*** DATA EXTRACT ***
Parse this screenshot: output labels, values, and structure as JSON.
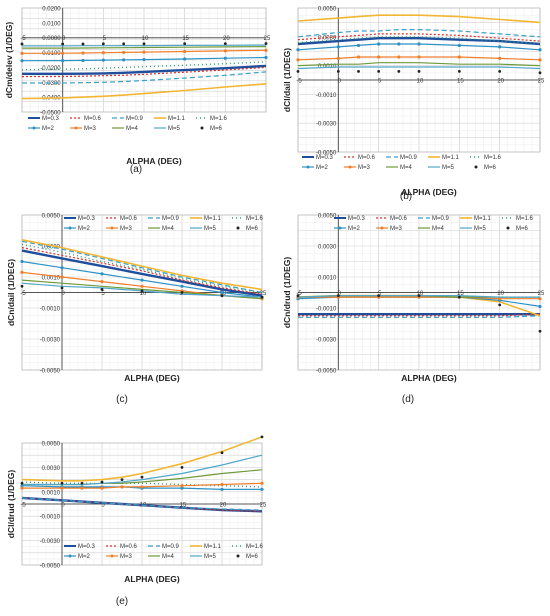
{
  "series_styles": [
    {
      "name": "M=0.3",
      "color": "#1f4e9c",
      "dash": "",
      "width": 2.4,
      "marker": "none"
    },
    {
      "name": "M=0.6",
      "color": "#d9312a",
      "dash": "2,2",
      "width": 1.2,
      "marker": "none"
    },
    {
      "name": "M=0.9",
      "color": "#3aa0c9",
      "dash": "5,3",
      "width": 1.2,
      "marker": "none"
    },
    {
      "name": "M=1.1",
      "color": "#f2b632",
      "dash": "",
      "width": 1.6,
      "marker": "none"
    },
    {
      "name": "M=1.6",
      "color": "#2e9e78",
      "dash": "1,3",
      "width": 1.4,
      "marker": "none"
    },
    {
      "name": "M=2",
      "color": "#2e91c5",
      "dash": "",
      "width": 1.2,
      "marker": "circle"
    },
    {
      "name": "M=3",
      "color": "#f07f2d",
      "dash": "",
      "width": 1.2,
      "marker": "circle"
    },
    {
      "name": "M=4",
      "color": "#6f9a3a",
      "dash": "",
      "width": 1.2,
      "marker": "none"
    },
    {
      "name": "M=5",
      "color": "#52a6c9",
      "dash": "",
      "width": 1.2,
      "marker": "none"
    },
    {
      "name": "M=6",
      "color": "#222222",
      "dash": "0,10",
      "width": 0,
      "marker": "dot"
    }
  ],
  "chart_data": [
    {
      "panel": "(a)",
      "type": "line",
      "ylabel": "dCm/delev (1/DEG)",
      "xlabel": "ALPHA (DEG)",
      "xlim": [
        -5,
        25
      ],
      "ylim": [
        -0.05,
        0.02
      ],
      "yticks": [
        "0.0200",
        "0.0100",
        "0.0000",
        "-0.0100",
        "-0.0200",
        "-0.0300",
        "-0.0400",
        "-0.0500"
      ],
      "xticks": [
        "-5",
        "0",
        "5",
        "10",
        "15",
        "20",
        "25"
      ],
      "x": [
        -5,
        0,
        2.5,
        5,
        7.5,
        10,
        15,
        20,
        25
      ],
      "series": [
        {
          "name": "M=0.3",
          "values": [
            -0.0243,
            -0.0243,
            -0.0242,
            -0.024,
            -0.0236,
            -0.023,
            -0.0218,
            -0.0205,
            -0.019
          ]
        },
        {
          "name": "M=0.6",
          "values": [
            -0.0262,
            -0.0261,
            -0.0259,
            -0.0256,
            -0.0252,
            -0.0246,
            -0.0232,
            -0.0217,
            -0.02
          ]
        },
        {
          "name": "M=0.9",
          "values": [
            -0.0305,
            -0.0305,
            -0.0303,
            -0.03,
            -0.0295,
            -0.0288,
            -0.0272,
            -0.0253,
            -0.023
          ]
        },
        {
          "name": "M=1.1",
          "values": [
            -0.041,
            -0.0405,
            -0.04,
            -0.0394,
            -0.0386,
            -0.0376,
            -0.0355,
            -0.0332,
            -0.031
          ]
        },
        {
          "name": "M=1.6",
          "values": [
            -0.0215,
            -0.0212,
            -0.0209,
            -0.0205,
            -0.02,
            -0.0195,
            -0.0185,
            -0.0175,
            -0.0163
          ]
        },
        {
          "name": "M=2",
          "values": [
            -0.0155,
            -0.0154,
            -0.0153,
            -0.0151,
            -0.0149,
            -0.0147,
            -0.0143,
            -0.0138,
            -0.0133
          ]
        },
        {
          "name": "M=3",
          "values": [
            -0.0105,
            -0.0104,
            -0.0103,
            -0.0101,
            -0.0099,
            -0.0097,
            -0.0093,
            -0.0089,
            -0.0085
          ]
        },
        {
          "name": "M=4",
          "values": [
            -0.007,
            -0.007,
            -0.0069,
            -0.0068,
            -0.0067,
            -0.0066,
            -0.0064,
            -0.0062,
            -0.006
          ]
        },
        {
          "name": "M=5",
          "values": [
            -0.0055,
            -0.0055,
            -0.0054,
            -0.0054,
            -0.0053,
            -0.0053,
            -0.0052,
            -0.0051,
            -0.005
          ]
        },
        {
          "name": "M=6",
          "values": [
            -0.0042,
            -0.0042,
            -0.0042,
            -0.0041,
            -0.0041,
            -0.0041,
            -0.004,
            -0.004,
            -0.0039
          ]
        }
      ]
    },
    {
      "panel": "(b)",
      "type": "line",
      "ylabel": "dCl/dail (1/DEG)",
      "xlabel": "ALPHA (DEG)",
      "xlim": [
        -5,
        25
      ],
      "ylim": [
        -0.005,
        0.005
      ],
      "yticks": [
        "0.0050",
        "0.0030",
        "0.0010",
        "-0.0010",
        "-0.0030",
        "-0.0050"
      ],
      "xticks": [
        "-5",
        "0",
        "5",
        "10",
        "15",
        "20",
        "25"
      ],
      "x": [
        -5,
        0,
        2.5,
        5,
        7.5,
        10,
        15,
        20,
        25
      ],
      "series": [
        {
          "name": "M=0.3",
          "values": [
            0.0025,
            0.0027,
            0.0028,
            0.0029,
            0.0029,
            0.0029,
            0.0028,
            0.0027,
            0.0025
          ]
        },
        {
          "name": "M=0.6",
          "values": [
            0.0028,
            0.003,
            0.0031,
            0.0032,
            0.0032,
            0.0032,
            0.0031,
            0.0029,
            0.0027
          ]
        },
        {
          "name": "M=0.9",
          "values": [
            0.003,
            0.0033,
            0.0034,
            0.0034,
            0.0035,
            0.0035,
            0.0034,
            0.0032,
            0.003
          ]
        },
        {
          "name": "M=1.1",
          "values": [
            0.0041,
            0.0043,
            0.0044,
            0.0045,
            0.0045,
            0.0045,
            0.0044,
            0.0042,
            0.004
          ]
        },
        {
          "name": "M=1.6",
          "values": [
            0.0026,
            0.0028,
            0.0029,
            0.003,
            0.003,
            0.003,
            0.0029,
            0.0027,
            0.0025
          ]
        },
        {
          "name": "M=2",
          "values": [
            0.0021,
            0.0023,
            0.0024,
            0.0025,
            0.0025,
            0.0025,
            0.0024,
            0.0023,
            0.0021
          ]
        },
        {
          "name": "M=3",
          "values": [
            0.0014,
            0.0015,
            0.0016,
            0.0016,
            0.0016,
            0.0016,
            0.0016,
            0.0015,
            0.0014
          ]
        },
        {
          "name": "M=4",
          "values": [
            0.001,
            0.0011,
            0.0011,
            0.0012,
            0.0012,
            0.0012,
            0.0011,
            0.0011,
            0.001
          ]
        },
        {
          "name": "M=5",
          "values": [
            0.0008,
            0.0009,
            0.0009,
            0.0009,
            0.0009,
            0.0009,
            0.0009,
            0.0009,
            0.0008
          ]
        },
        {
          "name": "M=6",
          "values": [
            0.0006,
            0.0006,
            0.0006,
            0.0006,
            0.0006,
            0.0006,
            0.0006,
            0.0006,
            0.0005
          ]
        }
      ]
    },
    {
      "panel": "(c)",
      "type": "line",
      "ylabel": "dCn/dail (1/DEG)",
      "xlabel": "ALPHA (DEG)",
      "xlim": [
        -5,
        25
      ],
      "ylim": [
        -0.005,
        0.005
      ],
      "yticks": [
        "0.0050",
        "0.0030",
        "0.0010",
        "-0.0010",
        "-0.0030",
        "-0.0050"
      ],
      "xticks": [
        "-5",
        "0",
        "5",
        "10",
        "15",
        "20",
        "25"
      ],
      "x": [
        -5,
        0,
        5,
        10,
        15,
        20,
        25
      ],
      "series": [
        {
          "name": "M=0.3",
          "values": [
            0.0027,
            0.0022,
            0.0017,
            0.0012,
            0.0007,
            0.0002,
            -0.0002
          ]
        },
        {
          "name": "M=0.6",
          "values": [
            0.0029,
            0.0024,
            0.0019,
            0.0014,
            0.0008,
            0.0003,
            -0.0001
          ]
        },
        {
          "name": "M=0.9",
          "values": [
            0.0033,
            0.0028,
            0.0022,
            0.0016,
            0.001,
            0.0005,
            0.0
          ]
        },
        {
          "name": "M=1.1",
          "values": [
            0.0034,
            0.0029,
            0.0023,
            0.0017,
            0.0011,
            0.0006,
            0.0002
          ]
        },
        {
          "name": "M=1.6",
          "values": [
            0.0031,
            0.0026,
            0.002,
            0.0015,
            0.0009,
            0.0004,
            0.0
          ]
        },
        {
          "name": "M=2",
          "values": [
            0.002,
            0.0016,
            0.0012,
            0.0008,
            0.0004,
            0.0,
            -0.0003
          ]
        },
        {
          "name": "M=3",
          "values": [
            0.0013,
            0.001,
            0.0007,
            0.0004,
            0.0001,
            -0.0002,
            -0.0004
          ]
        },
        {
          "name": "M=4",
          "values": [
            0.0008,
            0.0006,
            0.0004,
            0.0002,
            0.0,
            -0.0002,
            -0.0004
          ]
        },
        {
          "name": "M=5",
          "values": [
            0.0006,
            0.0004,
            0.0003,
            0.0001,
            -0.0001,
            -0.0002,
            -0.0003
          ]
        },
        {
          "name": "M=6",
          "values": [
            0.0004,
            0.0003,
            0.0002,
            0.0001,
            0.0,
            -0.0002,
            -0.0003
          ]
        }
      ]
    },
    {
      "panel": "(d)",
      "type": "line",
      "ylabel": "dCn/drud (1/DEG)",
      "xlabel": "ALPHA (DEG)",
      "xlim": [
        -5,
        25
      ],
      "ylim": [
        -0.005,
        0.005
      ],
      "yticks": [
        "0.0050",
        "0.0030",
        "0.0010",
        "-0.0010",
        "-0.0030",
        "-0.0050"
      ],
      "xticks": [
        "-5",
        "0",
        "5",
        "10",
        "15",
        "20",
        "25"
      ],
      "x": [
        -5,
        0,
        5,
        10,
        15,
        20,
        25
      ],
      "series": [
        {
          "name": "M=0.3",
          "values": [
            -0.0014,
            -0.0014,
            -0.0014,
            -0.0014,
            -0.0014,
            -0.0014,
            -0.0014
          ]
        },
        {
          "name": "M=0.6",
          "values": [
            -0.0015,
            -0.0015,
            -0.0015,
            -0.0015,
            -0.0015,
            -0.0015,
            -0.0014
          ]
        },
        {
          "name": "M=0.9",
          "values": [
            -0.0016,
            -0.0016,
            -0.0016,
            -0.0016,
            -0.0016,
            -0.0016,
            -0.0015
          ]
        },
        {
          "name": "M=1.1",
          "values": [
            -0.0003,
            -0.0002,
            -0.0002,
            -0.0002,
            -0.0003,
            -0.0006,
            -0.0015
          ]
        },
        {
          "name": "M=1.6",
          "values": [
            -0.0004,
            -0.0003,
            -0.0003,
            -0.0003,
            -0.0003,
            -0.0003,
            -0.0003
          ]
        },
        {
          "name": "M=2",
          "values": [
            -0.0004,
            -0.0003,
            -0.0003,
            -0.0003,
            -0.0003,
            -0.0005,
            -0.0009
          ]
        },
        {
          "name": "M=3",
          "values": [
            -0.0003,
            -0.0003,
            -0.0003,
            -0.0003,
            -0.0003,
            -0.0004,
            -0.0004
          ]
        },
        {
          "name": "M=4",
          "values": [
            -0.0003,
            -0.0002,
            -0.0002,
            -0.0002,
            -0.0003,
            -0.0003,
            -0.0003
          ]
        },
        {
          "name": "M=5",
          "values": [
            -0.0003,
            -0.0002,
            -0.0002,
            -0.0002,
            -0.0002,
            -0.0003,
            -0.0003
          ]
        },
        {
          "name": "M=6",
          "values": [
            -0.0002,
            -0.0002,
            -0.0002,
            -0.0002,
            -0.0003,
            -0.0008,
            -0.0025
          ]
        }
      ]
    },
    {
      "panel": "(e)",
      "type": "line",
      "ylabel": "dCl/drud (1/DEG)",
      "xlabel": "ALPHA (DEG)",
      "xlim": [
        -5,
        25
      ],
      "ylim": [
        -0.005,
        0.005
      ],
      "yticks": [
        "0.0050",
        "0.0030",
        "0.0010",
        "-0.0010",
        "-0.0030",
        "-0.0050"
      ],
      "xticks": [
        "-5",
        "0",
        "5",
        "10",
        "15",
        "20",
        "25"
      ],
      "x": [
        -5,
        0,
        2.5,
        5,
        7.5,
        10,
        15,
        20,
        25
      ],
      "series": [
        {
          "name": "M=0.3",
          "values": [
            0.0005,
            0.0003,
            0.0002,
            0.0001,
            0.0,
            -0.0001,
            -0.0003,
            -0.0005,
            -0.0006
          ]
        },
        {
          "name": "M=0.6",
          "values": [
            0.0005,
            0.0003,
            0.0002,
            0.0001,
            0.0,
            -0.0001,
            -0.0003,
            -0.0005,
            -0.0006
          ]
        },
        {
          "name": "M=0.9",
          "values": [
            0.0005,
            0.0003,
            0.0002,
            0.0001,
            0.0,
            -0.0001,
            -0.0003,
            -0.0004,
            -0.0005
          ]
        },
        {
          "name": "M=1.1",
          "values": [
            0.002,
            0.0019,
            0.0019,
            0.002,
            0.0022,
            0.0025,
            0.0033,
            0.0043,
            0.0055
          ]
        },
        {
          "name": "M=1.6",
          "values": [
            0.0018,
            0.0017,
            0.0017,
            0.0017,
            0.0017,
            0.0017,
            0.0016,
            0.0015,
            0.0014
          ]
        },
        {
          "name": "M=2",
          "values": [
            0.0015,
            0.0014,
            0.0014,
            0.0014,
            0.0014,
            0.0013,
            0.0013,
            0.0012,
            0.0012
          ]
        },
        {
          "name": "M=3",
          "values": [
            0.0013,
            0.0013,
            0.0013,
            0.0013,
            0.0014,
            0.0014,
            0.0015,
            0.0016,
            0.0017
          ]
        },
        {
          "name": "M=4",
          "values": [
            0.0016,
            0.0016,
            0.0016,
            0.0017,
            0.0017,
            0.0018,
            0.0021,
            0.0025,
            0.0028
          ]
        },
        {
          "name": "M=5",
          "values": [
            0.0016,
            0.0016,
            0.0016,
            0.0017,
            0.0018,
            0.002,
            0.0025,
            0.0032,
            0.004
          ]
        },
        {
          "name": "M=6",
          "values": [
            0.0017,
            0.0017,
            0.0017,
            0.0018,
            0.002,
            0.0022,
            0.003,
            0.0042,
            0.0055
          ]
        }
      ]
    }
  ]
}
***
WHAT YOU ARE ASKED TO DO: Check each line of the entries for the string "dail". Copy the lines that have it.

COMPLETE ANSWER:
      "ylabel": "dCl/dail (1/DEG)",
      "ylabel": "dCn/dail (1/DEG)",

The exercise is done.